++++ Records provided ++++
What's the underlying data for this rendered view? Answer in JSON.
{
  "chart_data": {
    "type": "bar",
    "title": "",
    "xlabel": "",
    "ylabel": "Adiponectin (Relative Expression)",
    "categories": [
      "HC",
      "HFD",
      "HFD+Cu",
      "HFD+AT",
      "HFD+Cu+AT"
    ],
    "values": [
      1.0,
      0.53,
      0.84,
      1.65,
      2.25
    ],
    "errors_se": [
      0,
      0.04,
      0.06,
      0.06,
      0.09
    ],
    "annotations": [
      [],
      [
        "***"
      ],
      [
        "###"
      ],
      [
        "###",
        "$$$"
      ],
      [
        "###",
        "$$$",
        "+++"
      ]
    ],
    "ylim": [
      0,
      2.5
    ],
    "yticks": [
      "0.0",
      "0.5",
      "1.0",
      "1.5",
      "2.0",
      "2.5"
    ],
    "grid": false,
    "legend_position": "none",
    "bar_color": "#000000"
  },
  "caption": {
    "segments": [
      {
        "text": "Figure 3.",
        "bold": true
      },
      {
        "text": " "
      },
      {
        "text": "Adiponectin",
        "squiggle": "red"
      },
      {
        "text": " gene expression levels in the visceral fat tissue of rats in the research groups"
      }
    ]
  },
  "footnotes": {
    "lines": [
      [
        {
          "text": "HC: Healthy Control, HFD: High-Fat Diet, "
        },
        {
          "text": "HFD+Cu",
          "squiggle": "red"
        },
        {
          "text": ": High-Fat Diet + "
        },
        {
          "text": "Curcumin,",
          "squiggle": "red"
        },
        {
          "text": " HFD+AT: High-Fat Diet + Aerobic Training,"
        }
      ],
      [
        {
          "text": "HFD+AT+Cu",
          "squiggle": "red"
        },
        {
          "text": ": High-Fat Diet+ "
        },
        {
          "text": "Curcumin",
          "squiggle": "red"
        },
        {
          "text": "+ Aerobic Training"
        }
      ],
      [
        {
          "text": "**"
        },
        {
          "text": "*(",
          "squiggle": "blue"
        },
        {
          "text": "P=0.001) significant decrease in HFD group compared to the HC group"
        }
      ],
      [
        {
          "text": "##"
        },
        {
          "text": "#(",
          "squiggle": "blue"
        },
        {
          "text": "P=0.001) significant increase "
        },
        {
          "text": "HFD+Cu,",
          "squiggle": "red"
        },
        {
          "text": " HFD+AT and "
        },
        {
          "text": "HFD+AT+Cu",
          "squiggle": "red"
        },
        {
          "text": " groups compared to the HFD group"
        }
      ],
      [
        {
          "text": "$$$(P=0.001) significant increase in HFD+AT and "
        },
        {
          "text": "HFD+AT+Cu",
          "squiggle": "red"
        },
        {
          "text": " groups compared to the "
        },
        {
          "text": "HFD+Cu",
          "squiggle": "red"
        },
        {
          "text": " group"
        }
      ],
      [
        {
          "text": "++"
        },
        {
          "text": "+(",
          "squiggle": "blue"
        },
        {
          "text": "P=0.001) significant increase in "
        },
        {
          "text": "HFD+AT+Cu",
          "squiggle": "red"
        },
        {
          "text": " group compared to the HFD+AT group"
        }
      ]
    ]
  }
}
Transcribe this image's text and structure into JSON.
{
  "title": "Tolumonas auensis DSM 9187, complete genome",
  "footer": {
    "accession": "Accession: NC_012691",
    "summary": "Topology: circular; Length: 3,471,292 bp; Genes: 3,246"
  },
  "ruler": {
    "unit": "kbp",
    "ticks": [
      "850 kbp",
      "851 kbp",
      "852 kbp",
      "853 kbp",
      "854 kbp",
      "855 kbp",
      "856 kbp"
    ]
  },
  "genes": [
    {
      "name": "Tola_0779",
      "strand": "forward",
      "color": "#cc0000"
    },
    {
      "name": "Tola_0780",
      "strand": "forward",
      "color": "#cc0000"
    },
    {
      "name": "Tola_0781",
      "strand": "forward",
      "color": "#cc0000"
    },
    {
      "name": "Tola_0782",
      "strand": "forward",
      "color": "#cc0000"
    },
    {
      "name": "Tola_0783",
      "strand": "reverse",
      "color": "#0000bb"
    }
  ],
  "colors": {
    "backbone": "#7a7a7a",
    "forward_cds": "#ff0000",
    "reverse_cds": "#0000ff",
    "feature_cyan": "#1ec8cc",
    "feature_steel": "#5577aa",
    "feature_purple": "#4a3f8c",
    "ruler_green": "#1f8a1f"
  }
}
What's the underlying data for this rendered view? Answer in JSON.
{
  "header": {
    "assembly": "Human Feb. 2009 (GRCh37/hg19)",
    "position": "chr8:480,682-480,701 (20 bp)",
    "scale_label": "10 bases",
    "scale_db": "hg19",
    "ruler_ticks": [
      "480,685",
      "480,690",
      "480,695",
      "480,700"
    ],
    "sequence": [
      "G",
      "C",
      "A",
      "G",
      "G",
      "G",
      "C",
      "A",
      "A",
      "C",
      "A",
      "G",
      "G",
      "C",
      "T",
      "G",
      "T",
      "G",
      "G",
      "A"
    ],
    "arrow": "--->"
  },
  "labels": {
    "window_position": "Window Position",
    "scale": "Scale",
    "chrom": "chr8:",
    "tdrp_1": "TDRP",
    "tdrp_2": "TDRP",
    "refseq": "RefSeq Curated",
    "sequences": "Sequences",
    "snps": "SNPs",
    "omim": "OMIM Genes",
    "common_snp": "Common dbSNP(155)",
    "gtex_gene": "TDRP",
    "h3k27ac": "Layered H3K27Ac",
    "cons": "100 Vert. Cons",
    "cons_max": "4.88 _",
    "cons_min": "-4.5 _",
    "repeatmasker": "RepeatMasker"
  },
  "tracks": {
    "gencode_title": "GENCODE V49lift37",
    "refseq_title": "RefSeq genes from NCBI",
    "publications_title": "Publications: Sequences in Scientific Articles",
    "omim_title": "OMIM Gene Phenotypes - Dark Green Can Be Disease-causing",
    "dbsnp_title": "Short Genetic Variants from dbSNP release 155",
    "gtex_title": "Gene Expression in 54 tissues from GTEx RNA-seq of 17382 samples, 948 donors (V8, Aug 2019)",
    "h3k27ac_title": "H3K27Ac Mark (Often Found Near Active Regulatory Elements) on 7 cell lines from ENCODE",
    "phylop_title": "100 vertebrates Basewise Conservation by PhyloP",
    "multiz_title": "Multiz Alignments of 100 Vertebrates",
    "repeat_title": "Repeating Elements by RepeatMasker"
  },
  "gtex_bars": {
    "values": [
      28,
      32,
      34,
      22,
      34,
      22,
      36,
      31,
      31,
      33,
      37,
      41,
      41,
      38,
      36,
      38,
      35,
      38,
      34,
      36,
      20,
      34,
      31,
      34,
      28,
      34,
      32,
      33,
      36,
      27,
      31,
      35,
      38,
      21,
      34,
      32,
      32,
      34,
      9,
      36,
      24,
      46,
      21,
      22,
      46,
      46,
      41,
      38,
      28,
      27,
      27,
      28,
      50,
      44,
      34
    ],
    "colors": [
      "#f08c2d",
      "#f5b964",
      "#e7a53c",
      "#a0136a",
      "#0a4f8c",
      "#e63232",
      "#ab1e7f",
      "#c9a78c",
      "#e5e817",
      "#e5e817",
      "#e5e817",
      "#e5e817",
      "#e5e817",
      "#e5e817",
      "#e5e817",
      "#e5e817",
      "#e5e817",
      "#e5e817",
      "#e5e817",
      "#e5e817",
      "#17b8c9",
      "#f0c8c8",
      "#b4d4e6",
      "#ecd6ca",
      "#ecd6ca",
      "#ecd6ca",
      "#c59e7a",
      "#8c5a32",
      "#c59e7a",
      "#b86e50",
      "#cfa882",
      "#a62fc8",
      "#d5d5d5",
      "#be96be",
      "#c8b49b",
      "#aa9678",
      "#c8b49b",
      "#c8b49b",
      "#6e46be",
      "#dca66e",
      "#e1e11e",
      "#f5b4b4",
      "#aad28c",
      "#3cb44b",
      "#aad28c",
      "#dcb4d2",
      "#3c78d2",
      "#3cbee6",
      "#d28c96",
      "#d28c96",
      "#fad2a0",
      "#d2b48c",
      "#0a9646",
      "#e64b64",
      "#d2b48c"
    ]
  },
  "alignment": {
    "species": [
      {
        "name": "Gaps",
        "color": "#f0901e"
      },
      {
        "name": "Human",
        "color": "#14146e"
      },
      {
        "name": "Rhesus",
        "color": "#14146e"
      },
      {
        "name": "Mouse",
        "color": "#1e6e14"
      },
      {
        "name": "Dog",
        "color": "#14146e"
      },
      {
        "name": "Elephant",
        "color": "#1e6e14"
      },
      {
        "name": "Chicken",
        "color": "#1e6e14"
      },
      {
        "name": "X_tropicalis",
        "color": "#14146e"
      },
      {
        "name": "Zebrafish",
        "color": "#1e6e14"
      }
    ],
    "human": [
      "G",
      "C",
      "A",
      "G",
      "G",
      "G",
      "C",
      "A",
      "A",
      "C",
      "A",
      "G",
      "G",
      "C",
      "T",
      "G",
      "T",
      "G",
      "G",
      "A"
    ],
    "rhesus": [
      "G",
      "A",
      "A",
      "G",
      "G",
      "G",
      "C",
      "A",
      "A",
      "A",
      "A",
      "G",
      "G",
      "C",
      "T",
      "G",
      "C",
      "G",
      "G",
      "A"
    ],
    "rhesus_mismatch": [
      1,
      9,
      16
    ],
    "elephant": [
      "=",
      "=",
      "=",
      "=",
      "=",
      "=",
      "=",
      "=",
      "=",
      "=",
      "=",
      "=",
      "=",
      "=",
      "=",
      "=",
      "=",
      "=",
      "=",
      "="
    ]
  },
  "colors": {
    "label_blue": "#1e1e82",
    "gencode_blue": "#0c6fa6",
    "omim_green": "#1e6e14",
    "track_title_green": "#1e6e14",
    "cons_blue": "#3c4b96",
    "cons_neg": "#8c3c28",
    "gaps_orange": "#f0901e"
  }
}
++++
Display each line of the data where "Aerobic" occurs.

          "text": " HFD+AT: High-Fat Diet + Aerobic Training,"
          "text": "+ Aerobic Training"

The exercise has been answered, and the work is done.